GIVEN ENTRIES:
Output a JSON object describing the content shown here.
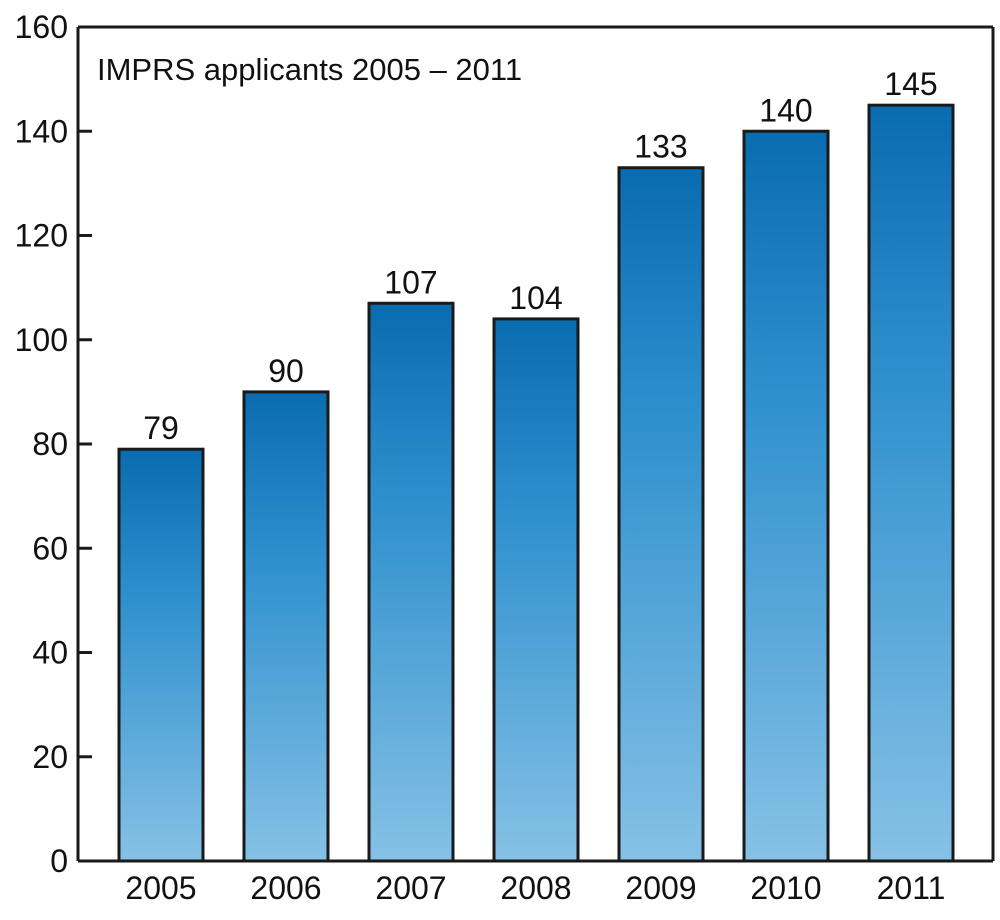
{
  "chart_data": {
    "type": "bar",
    "title": "IMPRS applicants 2005 – 2011",
    "xlabel": "",
    "ylabel": "",
    "categories": [
      "2005",
      "2006",
      "2007",
      "2008",
      "2009",
      "2010",
      "2011"
    ],
    "values": [
      79,
      90,
      107,
      104,
      133,
      140,
      145
    ],
    "ylim": [
      0,
      160
    ],
    "yticks": [
      "0",
      "20",
      "40",
      "60",
      "80",
      "100",
      "120",
      "140",
      "160"
    ],
    "data_labels": [
      "79",
      "90",
      "107",
      "104",
      "133",
      "140",
      "145"
    ],
    "grid": false,
    "legend": "none",
    "colors": {
      "bar_top": "#0a6cb0",
      "bar_mid": "#2d8fcd",
      "bar_bottom": "#86c1e6",
      "bar_stroke": "#1a1a1a",
      "axis": "#1a1a1a"
    }
  }
}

GOAL OF THE EXERCISE: Repeat the full listing above exactly, with no pictures in the copy.

CORRECT OUTPUT:
Output a JSON object describing the content shown here.
{
  "chart_data": {
    "type": "bar",
    "title": "IMPRS applicants 2005 – 2011",
    "xlabel": "",
    "ylabel": "",
    "categories": [
      "2005",
      "2006",
      "2007",
      "2008",
      "2009",
      "2010",
      "2011"
    ],
    "values": [
      79,
      90,
      107,
      104,
      133,
      140,
      145
    ],
    "ylim": [
      0,
      160
    ],
    "yticks": [
      "0",
      "20",
      "40",
      "60",
      "80",
      "100",
      "120",
      "140",
      "160"
    ],
    "data_labels": [
      "79",
      "90",
      "107",
      "104",
      "133",
      "140",
      "145"
    ],
    "grid": false,
    "legend": "none",
    "colors": {
      "bar_top": "#0a6cb0",
      "bar_mid": "#2d8fcd",
      "bar_bottom": "#86c1e6",
      "bar_stroke": "#1a1a1a",
      "axis": "#1a1a1a"
    }
  }
}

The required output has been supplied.